+++ DATA EXTRACT
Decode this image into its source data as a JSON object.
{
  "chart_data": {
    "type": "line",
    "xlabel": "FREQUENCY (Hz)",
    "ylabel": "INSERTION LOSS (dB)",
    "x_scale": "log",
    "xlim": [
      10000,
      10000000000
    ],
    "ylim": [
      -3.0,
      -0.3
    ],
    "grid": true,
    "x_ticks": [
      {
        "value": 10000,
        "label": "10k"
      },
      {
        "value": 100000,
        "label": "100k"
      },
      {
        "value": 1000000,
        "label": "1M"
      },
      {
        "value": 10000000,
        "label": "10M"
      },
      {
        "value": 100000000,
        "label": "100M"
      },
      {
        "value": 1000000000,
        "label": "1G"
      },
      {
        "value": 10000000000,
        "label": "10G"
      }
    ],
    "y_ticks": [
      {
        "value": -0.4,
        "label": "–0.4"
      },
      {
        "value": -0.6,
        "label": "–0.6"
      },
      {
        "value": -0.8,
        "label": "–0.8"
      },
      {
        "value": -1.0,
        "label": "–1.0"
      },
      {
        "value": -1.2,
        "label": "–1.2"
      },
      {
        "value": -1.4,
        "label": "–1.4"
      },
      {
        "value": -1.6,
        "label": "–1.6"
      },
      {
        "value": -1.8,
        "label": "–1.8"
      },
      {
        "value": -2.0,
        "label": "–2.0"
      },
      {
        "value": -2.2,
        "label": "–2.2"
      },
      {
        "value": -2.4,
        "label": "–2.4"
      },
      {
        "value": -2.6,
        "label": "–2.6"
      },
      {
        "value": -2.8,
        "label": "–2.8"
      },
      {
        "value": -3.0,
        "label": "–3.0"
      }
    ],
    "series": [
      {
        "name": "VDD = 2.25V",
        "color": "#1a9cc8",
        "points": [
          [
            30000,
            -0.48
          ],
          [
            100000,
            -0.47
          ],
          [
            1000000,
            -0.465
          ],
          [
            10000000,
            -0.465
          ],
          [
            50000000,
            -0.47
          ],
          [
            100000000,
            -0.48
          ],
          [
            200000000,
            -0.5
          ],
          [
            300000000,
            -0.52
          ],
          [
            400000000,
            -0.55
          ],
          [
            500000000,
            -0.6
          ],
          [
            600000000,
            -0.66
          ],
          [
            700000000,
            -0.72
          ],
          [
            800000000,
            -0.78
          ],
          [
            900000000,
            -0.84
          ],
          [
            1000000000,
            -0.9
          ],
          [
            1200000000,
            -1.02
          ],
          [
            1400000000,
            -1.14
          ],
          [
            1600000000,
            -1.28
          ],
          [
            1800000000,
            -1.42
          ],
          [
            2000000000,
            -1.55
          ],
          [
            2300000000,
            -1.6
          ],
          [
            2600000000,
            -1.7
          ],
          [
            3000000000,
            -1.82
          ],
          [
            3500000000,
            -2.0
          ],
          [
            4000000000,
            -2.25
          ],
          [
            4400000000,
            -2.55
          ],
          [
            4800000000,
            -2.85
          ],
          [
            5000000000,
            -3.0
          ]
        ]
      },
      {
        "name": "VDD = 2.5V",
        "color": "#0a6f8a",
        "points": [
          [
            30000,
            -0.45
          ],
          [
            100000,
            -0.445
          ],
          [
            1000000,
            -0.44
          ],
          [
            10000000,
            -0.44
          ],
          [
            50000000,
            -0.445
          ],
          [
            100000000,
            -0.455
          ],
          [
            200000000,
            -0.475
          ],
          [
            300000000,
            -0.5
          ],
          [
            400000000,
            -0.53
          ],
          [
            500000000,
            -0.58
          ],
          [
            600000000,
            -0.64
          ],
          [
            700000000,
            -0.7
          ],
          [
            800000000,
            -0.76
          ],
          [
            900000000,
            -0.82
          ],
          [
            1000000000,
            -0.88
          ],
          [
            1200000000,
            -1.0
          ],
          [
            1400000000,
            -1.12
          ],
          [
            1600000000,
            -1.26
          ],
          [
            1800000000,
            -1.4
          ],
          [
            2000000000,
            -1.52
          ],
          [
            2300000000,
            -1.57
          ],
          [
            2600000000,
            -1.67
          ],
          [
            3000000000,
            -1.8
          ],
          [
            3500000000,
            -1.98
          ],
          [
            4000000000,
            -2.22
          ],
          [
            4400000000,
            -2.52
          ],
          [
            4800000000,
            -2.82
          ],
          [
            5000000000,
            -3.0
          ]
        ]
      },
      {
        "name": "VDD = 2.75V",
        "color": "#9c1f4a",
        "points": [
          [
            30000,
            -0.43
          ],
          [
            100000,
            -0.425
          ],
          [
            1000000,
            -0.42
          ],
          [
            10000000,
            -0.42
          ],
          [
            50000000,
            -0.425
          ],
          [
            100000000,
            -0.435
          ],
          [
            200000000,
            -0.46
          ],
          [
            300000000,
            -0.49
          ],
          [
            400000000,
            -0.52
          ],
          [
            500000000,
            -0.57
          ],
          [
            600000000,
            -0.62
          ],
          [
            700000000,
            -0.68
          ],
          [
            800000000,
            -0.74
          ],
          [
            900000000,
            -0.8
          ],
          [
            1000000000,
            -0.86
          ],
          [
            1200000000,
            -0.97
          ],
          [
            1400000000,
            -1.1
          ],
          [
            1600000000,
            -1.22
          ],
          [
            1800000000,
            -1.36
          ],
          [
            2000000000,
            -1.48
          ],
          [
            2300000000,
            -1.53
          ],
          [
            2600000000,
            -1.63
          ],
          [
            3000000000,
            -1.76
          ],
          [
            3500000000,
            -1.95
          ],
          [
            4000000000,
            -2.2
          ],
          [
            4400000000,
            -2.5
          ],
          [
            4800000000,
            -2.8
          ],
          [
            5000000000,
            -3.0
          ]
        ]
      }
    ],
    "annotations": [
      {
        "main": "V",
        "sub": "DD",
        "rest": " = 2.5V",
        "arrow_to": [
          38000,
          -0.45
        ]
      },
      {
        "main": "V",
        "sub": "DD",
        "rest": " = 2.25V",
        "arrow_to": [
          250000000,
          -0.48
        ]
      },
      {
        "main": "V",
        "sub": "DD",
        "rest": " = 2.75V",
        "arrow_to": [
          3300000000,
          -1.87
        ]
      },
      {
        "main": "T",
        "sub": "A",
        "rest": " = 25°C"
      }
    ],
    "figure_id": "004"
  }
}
++++++
Filter lines by "name" and return each hit.

- _EXERCISE SOLUTION_
        "name": "VDD = 2.25V",
        "name": "VDD = 2.5V",
        "name": "VDD = 2.75V",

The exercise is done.